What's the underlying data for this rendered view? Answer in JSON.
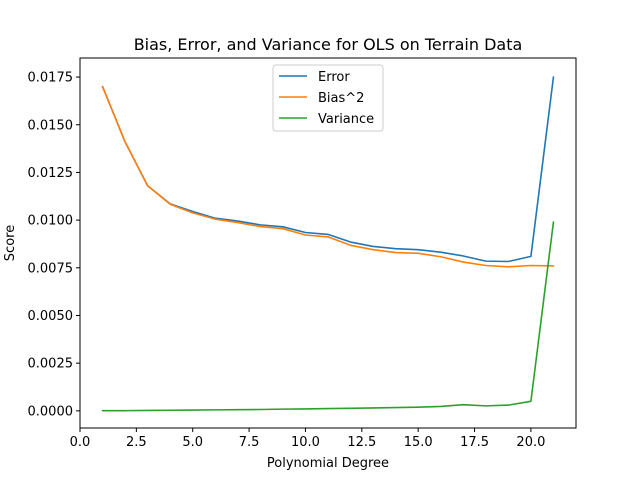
{
  "chart_data": {
    "type": "line",
    "title": "Bias, Error, and Variance for OLS on Terrain Data",
    "xlabel": "Polynomial Degree",
    "ylabel": "Score",
    "xlim": [
      0.0,
      22.0
    ],
    "ylim": [
      -0.0009,
      0.0185
    ],
    "xticks": [
      0.0,
      2.5,
      5.0,
      7.5,
      10.0,
      12.5,
      15.0,
      17.5,
      20.0
    ],
    "xtick_labels": [
      "0.0",
      "2.5",
      "5.0",
      "7.5",
      "10.0",
      "12.5",
      "15.0",
      "17.5",
      "20.0"
    ],
    "yticks": [
      0.0,
      0.0025,
      0.005,
      0.0075,
      0.01,
      0.0125,
      0.015,
      0.0175
    ],
    "ytick_labels": [
      "0.0000",
      "0.0025",
      "0.0050",
      "0.0075",
      "0.0100",
      "0.0125",
      "0.0150",
      "0.0175"
    ],
    "grid": false,
    "legend_position": "top-center",
    "x": [
      1,
      2,
      3,
      4,
      5,
      6,
      7,
      8,
      9,
      10,
      11,
      12,
      13,
      14,
      15,
      16,
      17,
      18,
      19,
      20,
      21
    ],
    "series": [
      {
        "name": "Error",
        "color": "#1f77b4",
        "values": [
          0.017,
          0.0141,
          0.0118,
          0.01085,
          0.01045,
          0.0101,
          0.00995,
          0.00975,
          0.00965,
          0.00935,
          0.00925,
          0.00885,
          0.00862,
          0.0085,
          0.00845,
          0.00832,
          0.00812,
          0.00785,
          0.00783,
          0.0081,
          0.0175
        ]
      },
      {
        "name": "Bias^2",
        "color": "#ff7f0e",
        "values": [
          0.017,
          0.0141,
          0.0118,
          0.01083,
          0.01038,
          0.01005,
          0.00987,
          0.00966,
          0.00955,
          0.00922,
          0.00912,
          0.00868,
          0.00845,
          0.0083,
          0.00826,
          0.00808,
          0.0078,
          0.00762,
          0.00755,
          0.00762,
          0.0076
        ]
      },
      {
        "name": "Variance",
        "color": "#2ca02c",
        "values": [
          1e-05,
          1e-05,
          2e-05,
          3e-05,
          4e-05,
          5e-05,
          6e-05,
          7e-05,
          9e-05,
          0.0001,
          0.00012,
          0.00013,
          0.00015,
          0.00017,
          0.00019,
          0.00023,
          0.00032,
          0.00026,
          0.0003,
          0.0005,
          0.0099
        ]
      }
    ]
  }
}
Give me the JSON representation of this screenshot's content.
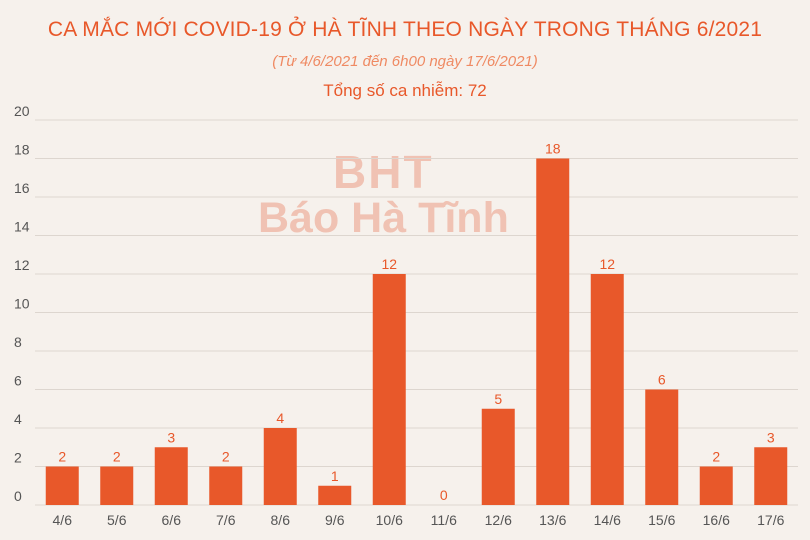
{
  "chart_data": {
    "type": "bar",
    "title": "CA MẮC MỚI COVID-19 Ở HÀ TĨNH THEO NGÀY TRONG THÁNG 6/2021",
    "subtitle": "(Từ 4/6/2021 đến 6h00 ngày 17/6/2021)",
    "total_label": "Tổng số ca nhiễm: 72",
    "categories": [
      "4/6",
      "5/6",
      "6/6",
      "7/6",
      "8/6",
      "9/6",
      "10/6",
      "11/6",
      "12/6",
      "13/6",
      "14/6",
      "15/6",
      "16/6",
      "17/6"
    ],
    "values": [
      2,
      2,
      3,
      2,
      4,
      1,
      12,
      0,
      5,
      18,
      12,
      6,
      2,
      3
    ],
    "ylim": [
      0,
      20
    ],
    "yticks": [
      0,
      2,
      4,
      6,
      8,
      10,
      12,
      14,
      16,
      18,
      20
    ],
    "grid": true,
    "bar_color": "#e8582a"
  },
  "watermark": {
    "logo": "BHT",
    "name": "Báo Hà Tĩnh"
  }
}
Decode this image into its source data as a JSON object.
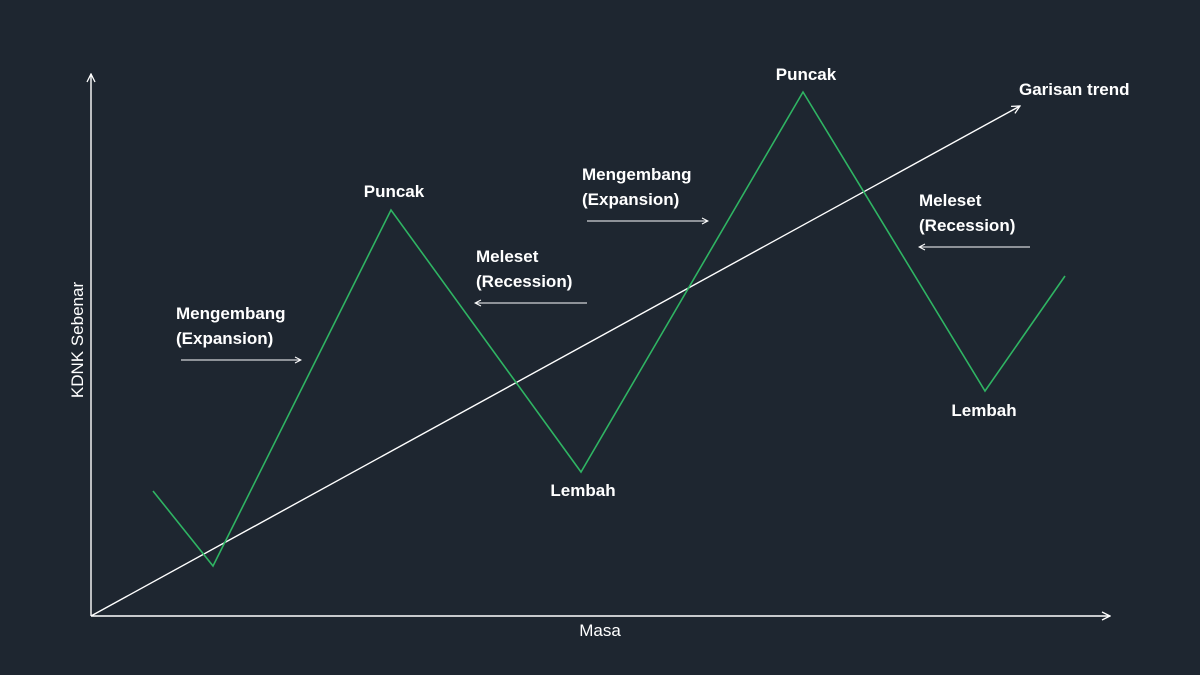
{
  "colors": {
    "background": "#1e2630",
    "cycle_line": "#2fb463",
    "axes": "#ffffff",
    "text": "#ffffff"
  },
  "axes": {
    "y_label": "KDNK Sebenar",
    "x_label": "Masa"
  },
  "trend": {
    "label": "Garisan trend"
  },
  "labels": {
    "peak_1": "Puncak",
    "peak_2": "Puncak",
    "trough_1": "Lembah",
    "trough_2": "Lembah",
    "expansion_1": {
      "line1": "Mengembang",
      "line2": "(Expansion)"
    },
    "expansion_2": {
      "line1": "Mengembang",
      "line2": "(Expansion)"
    },
    "recession_1": {
      "line1": "Meleset",
      "line2": "(Recession)"
    },
    "recession_2": {
      "line1": "Meleset",
      "line2": "(Recession)"
    }
  }
}
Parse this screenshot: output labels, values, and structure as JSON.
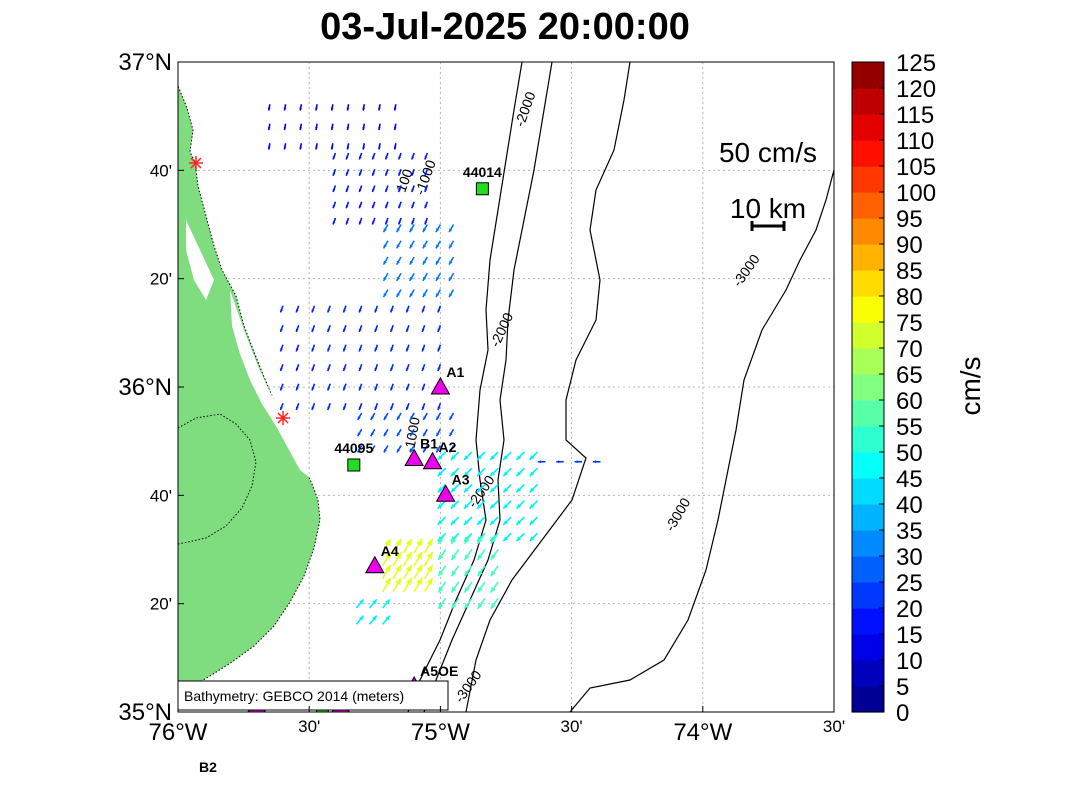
{
  "title": "03-Jul-2025 20:00:00",
  "map": {
    "lon_range": [
      -76.0,
      -73.5
    ],
    "lat_range": [
      35.0,
      37.0
    ],
    "x_ticks": [
      {
        "lon": -76.0,
        "label": "76°W",
        "major": true
      },
      {
        "lon": -75.5,
        "label": "30'",
        "major": false
      },
      {
        "lon": -75.0,
        "label": "75°W",
        "major": true
      },
      {
        "lon": -74.5,
        "label": "30'",
        "major": false
      },
      {
        "lon": -74.0,
        "label": "74°W",
        "major": true
      },
      {
        "lon": -73.5,
        "label": "30'",
        "major": false
      }
    ],
    "y_ticks": [
      {
        "lat": 37.0,
        "label": "37°N",
        "major": true
      },
      {
        "lat": 36.6667,
        "label": "40'",
        "major": false
      },
      {
        "lat": 36.3333,
        "label": "20'",
        "major": false
      },
      {
        "lat": 36.0,
        "label": "36°N",
        "major": true
      },
      {
        "lat": 35.6667,
        "label": "40'",
        "major": false
      },
      {
        "lat": 35.3333,
        "label": "20'",
        "major": false
      },
      {
        "lat": 35.0,
        "label": "35°N",
        "major": true
      }
    ],
    "bathymetry_note": "Bathymetry: GEBCO 2014 (meters)",
    "contour_labels": [
      {
        "text": "100",
        "lon": -75.12,
        "lat": 36.63,
        "angle": -70
      },
      {
        "text": "-1000",
        "lon": -75.04,
        "lat": 36.64,
        "angle": -70
      },
      {
        "text": "-2000",
        "lon": -74.66,
        "lat": 36.85,
        "angle": -70
      },
      {
        "text": "-2000",
        "lon": -74.75,
        "lat": 36.17,
        "angle": -65
      },
      {
        "text": "-1000",
        "lon": -75.09,
        "lat": 35.85,
        "angle": -80
      },
      {
        "text": "-2000",
        "lon": -74.83,
        "lat": 35.67,
        "angle": -55
      },
      {
        "text": "-3000",
        "lon": -73.82,
        "lat": 36.35,
        "angle": -55
      },
      {
        "text": "-3000",
        "lon": -74.08,
        "lat": 35.6,
        "angle": -60
      },
      {
        "text": "-3000",
        "lon": -74.88,
        "lat": 35.07,
        "angle": -55
      }
    ],
    "reference_vector_label": "50 cm/s",
    "scale_bar_label": "10 km",
    "stations": [
      {
        "name": "44014",
        "type": "buoy",
        "lon": -74.84,
        "lat": 36.61
      },
      {
        "name": "44095",
        "type": "buoy",
        "lon": -75.33,
        "lat": 35.76
      },
      {
        "name": "A1",
        "type": "mooring",
        "lon": -75.0,
        "lat": 36.0
      },
      {
        "name": "A2",
        "type": "mooring",
        "lon": -75.03,
        "lat": 35.77
      },
      {
        "name": "A3",
        "type": "mooring",
        "lon": -74.98,
        "lat": 35.67
      },
      {
        "name": "A4",
        "type": "mooring",
        "lon": -75.25,
        "lat": 35.45
      },
      {
        "name": "B1",
        "type": "mooring",
        "lon": -75.1,
        "lat": 35.78
      },
      {
        "name": "A5OE",
        "type": "mooring",
        "lon": -75.1,
        "lat": 35.08
      }
    ],
    "offmap_label": "B2",
    "land_color": "#7fdc7f",
    "buoy_color": "#22dd22",
    "mooring_color": "#ee00ee"
  },
  "colorbar": {
    "label": "cm/s",
    "min": 0,
    "max": 125,
    "step": 5,
    "tick_labels": [
      "0",
      "5",
      "10",
      "15",
      "20",
      "25",
      "30",
      "35",
      "40",
      "45",
      "50",
      "55",
      "60",
      "65",
      "70",
      "75",
      "80",
      "85",
      "90",
      "95",
      "100",
      "105",
      "110",
      "115",
      "120",
      "125"
    ],
    "colormap": "jet"
  },
  "vector_fields": [
    {
      "lon_range": [
        -75.65,
        -75.17
      ],
      "lat_range": [
        36.75,
        36.92
      ],
      "step": 0.06,
      "speed": 15,
      "dir_deg": 190
    },
    {
      "lon_range": [
        -75.4,
        -75.05
      ],
      "lat_range": [
        36.52,
        36.72
      ],
      "step": 0.05,
      "speed": 18,
      "dir_deg": 200
    },
    {
      "lon_range": [
        -75.2,
        -74.92
      ],
      "lat_range": [
        36.3,
        36.52
      ],
      "step": 0.05,
      "speed": 30,
      "dir_deg": 210
    },
    {
      "lon_range": [
        -75.6,
        -74.95
      ],
      "lat_range": [
        35.95,
        36.3
      ],
      "step": 0.06,
      "speed": 20,
      "dir_deg": 200
    },
    {
      "lon_range": [
        -75.3,
        -74.93
      ],
      "lat_range": [
        35.82,
        35.95
      ],
      "step": 0.05,
      "speed": 25,
      "dir_deg": 210
    },
    {
      "lon_range": [
        -74.98,
        -74.6
      ],
      "lat_range": [
        35.55,
        35.82
      ],
      "step": 0.05,
      "speed": 45,
      "dir_deg": 225
    },
    {
      "lon_range": [
        -74.98,
        -74.75
      ],
      "lat_range": [
        35.35,
        35.55
      ],
      "step": 0.05,
      "speed": 55,
      "dir_deg": 215
    },
    {
      "lon_range": [
        -75.22,
        -75.05
      ],
      "lat_range": [
        35.37,
        35.5
      ],
      "step": 0.04,
      "speed": 75,
      "dir_deg": 30
    },
    {
      "lon_range": [
        -75.32,
        -75.22
      ],
      "lat_range": [
        35.27,
        35.36
      ],
      "step": 0.05,
      "speed": 45,
      "dir_deg": 40
    },
    {
      "lon_range": [
        -74.6,
        -74.35
      ],
      "lat_range": [
        35.77,
        35.77
      ],
      "step": 0.07,
      "speed": 22,
      "dir_deg": 270
    }
  ]
}
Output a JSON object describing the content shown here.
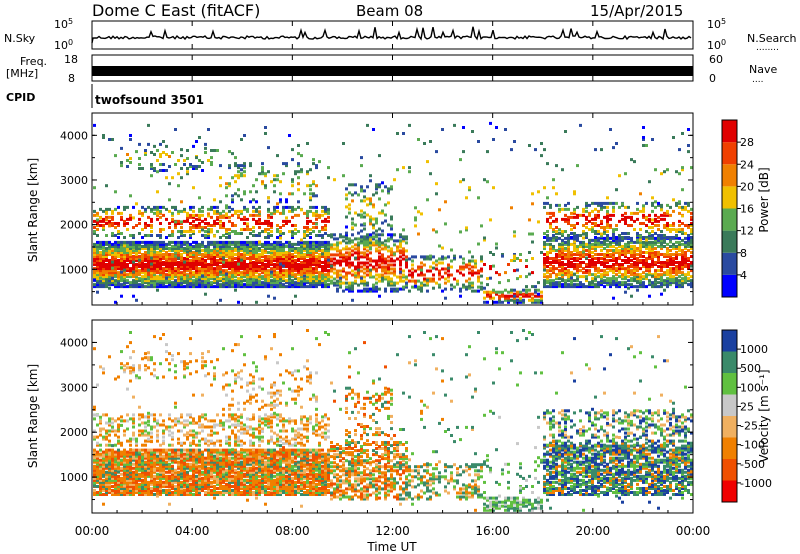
{
  "header": {
    "station": "Dome C East (fitACF)",
    "beam": "Beam 08",
    "date": "15/Apr/2015"
  },
  "aux": {
    "nsky_label": "N.Sky",
    "nsky_ticks": [
      "10^5",
      "10^0"
    ],
    "nsearch_label": "N.Search",
    "nsearch_ticks": [
      "10^5",
      "10^0"
    ],
    "freq_label_1": "Freq.",
    "freq_label_2": "[MHz]",
    "freq_ticks": [
      "18",
      "8"
    ],
    "nave_label": "Nave",
    "nave_ticks": [
      "60",
      "0"
    ],
    "cpid_label": "CPID",
    "cpid_value": "twofsound 3501"
  },
  "colors": {
    "power": [
      "#0000ff",
      "#2a4aa0",
      "#3a7a5a",
      "#5aaa50",
      "#f0c000",
      "#f08000",
      "#f04000",
      "#e00000"
    ],
    "velocity": [
      "#f00000",
      "#f05000",
      "#f08000",
      "#f0b060",
      "#c8c8c8",
      "#60c040",
      "#3a8a6a",
      "#1a40a0"
    ]
  },
  "chart_data": [
    {
      "type": "heatmap",
      "name": "power",
      "ylabel": "Slant Range [km]",
      "yticks": [
        "1000",
        "2000",
        "3000",
        "4000"
      ],
      "ylim": [
        200,
        4500
      ],
      "xlim": [
        0,
        24
      ],
      "xticks": [
        "00:00",
        "04:00",
        "08:00",
        "12:00",
        "16:00",
        "20:00",
        "00:00"
      ],
      "colorbar": {
        "label": "Power [dB]",
        "ticks": [
          "4",
          "8",
          "12",
          "16",
          "20",
          "24",
          "28"
        ],
        "range": [
          0,
          32
        ]
      }
    },
    {
      "type": "heatmap",
      "name": "velocity",
      "ylabel": "Slant Range [km]",
      "yticks": [
        "1000",
        "2000",
        "3000",
        "4000"
      ],
      "ylim": [
        200,
        4500
      ],
      "xlim": [
        0,
        24
      ],
      "xticks": [
        "00:00",
        "04:00",
        "08:00",
        "12:00",
        "16:00",
        "20:00",
        "00:00"
      ],
      "xlabel": "Time UT",
      "colorbar": {
        "label": "Velocity [m s⁻¹]",
        "ticks": [
          "1000",
          "500",
          "100",
          "25",
          "-25",
          "-100",
          "-500",
          "-1000"
        ]
      }
    }
  ]
}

_PROBLEM TO WORK ON:_ Working from the listing above, pick out every line that has "Error" and copy it.

_CORRECT RESPONSE:_
    "title": "Bias, Error, and Variance for OLS on Terrain Data",
        "name": "Error",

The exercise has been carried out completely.